# Dataset extract
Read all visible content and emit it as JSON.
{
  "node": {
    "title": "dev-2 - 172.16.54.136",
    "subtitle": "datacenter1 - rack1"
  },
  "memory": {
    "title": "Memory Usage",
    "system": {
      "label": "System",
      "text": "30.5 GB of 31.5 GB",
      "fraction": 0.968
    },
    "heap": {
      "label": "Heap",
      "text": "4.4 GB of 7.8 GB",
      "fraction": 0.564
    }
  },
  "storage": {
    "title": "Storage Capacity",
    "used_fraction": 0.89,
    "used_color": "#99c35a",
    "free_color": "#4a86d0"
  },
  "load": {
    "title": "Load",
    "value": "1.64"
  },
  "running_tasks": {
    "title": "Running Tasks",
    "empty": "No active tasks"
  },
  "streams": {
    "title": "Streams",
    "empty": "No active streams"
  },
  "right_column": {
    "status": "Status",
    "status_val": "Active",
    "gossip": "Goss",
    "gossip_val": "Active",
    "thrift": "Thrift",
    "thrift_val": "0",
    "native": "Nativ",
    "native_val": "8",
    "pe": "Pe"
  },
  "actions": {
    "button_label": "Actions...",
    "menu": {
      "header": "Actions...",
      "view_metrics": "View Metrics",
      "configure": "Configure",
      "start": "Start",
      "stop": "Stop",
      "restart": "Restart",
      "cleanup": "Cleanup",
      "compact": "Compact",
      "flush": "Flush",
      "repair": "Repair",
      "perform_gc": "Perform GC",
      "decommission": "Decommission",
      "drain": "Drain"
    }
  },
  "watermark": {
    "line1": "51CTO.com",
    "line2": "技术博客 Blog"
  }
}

# Brief
Write out every record shown above, word for word.

# Full solution
Read all visible content and emit it as JSON.
{
  "node": {
    "title": "dev-2 - 172.16.54.136",
    "subtitle": "datacenter1 - rack1"
  },
  "memory": {
    "title": "Memory Usage",
    "system": {
      "label": "System",
      "text": "30.5 GB of 31.5 GB",
      "fraction": 0.968
    },
    "heap": {
      "label": "Heap",
      "text": "4.4 GB of 7.8 GB",
      "fraction": 0.564
    }
  },
  "storage": {
    "title": "Storage Capacity",
    "used_fraction": 0.89,
    "used_color": "#99c35a",
    "free_color": "#4a86d0"
  },
  "load": {
    "title": "Load",
    "value": "1.64"
  },
  "running_tasks": {
    "title": "Running Tasks",
    "empty": "No active tasks"
  },
  "streams": {
    "title": "Streams",
    "empty": "No active streams"
  },
  "right_column": {
    "status": "Status",
    "status_val": "Active",
    "gossip": "Goss",
    "gossip_val": "Active",
    "thrift": "Thrift",
    "thrift_val": "0",
    "native": "Nativ",
    "native_val": "8",
    "pe": "Pe"
  },
  "actions": {
    "button_label": "Actions...",
    "menu": {
      "header": "Actions...",
      "view_metrics": "View Metrics",
      "configure": "Configure",
      "start": "Start",
      "stop": "Stop",
      "restart": "Restart",
      "cleanup": "Cleanup",
      "compact": "Compact",
      "flush": "Flush",
      "repair": "Repair",
      "perform_gc": "Perform GC",
      "decommission": "Decommission",
      "drain": "Drain"
    }
  },
  "watermark": {
    "line1": "51CTO.com",
    "line2": "技术博客 Blog"
  }
}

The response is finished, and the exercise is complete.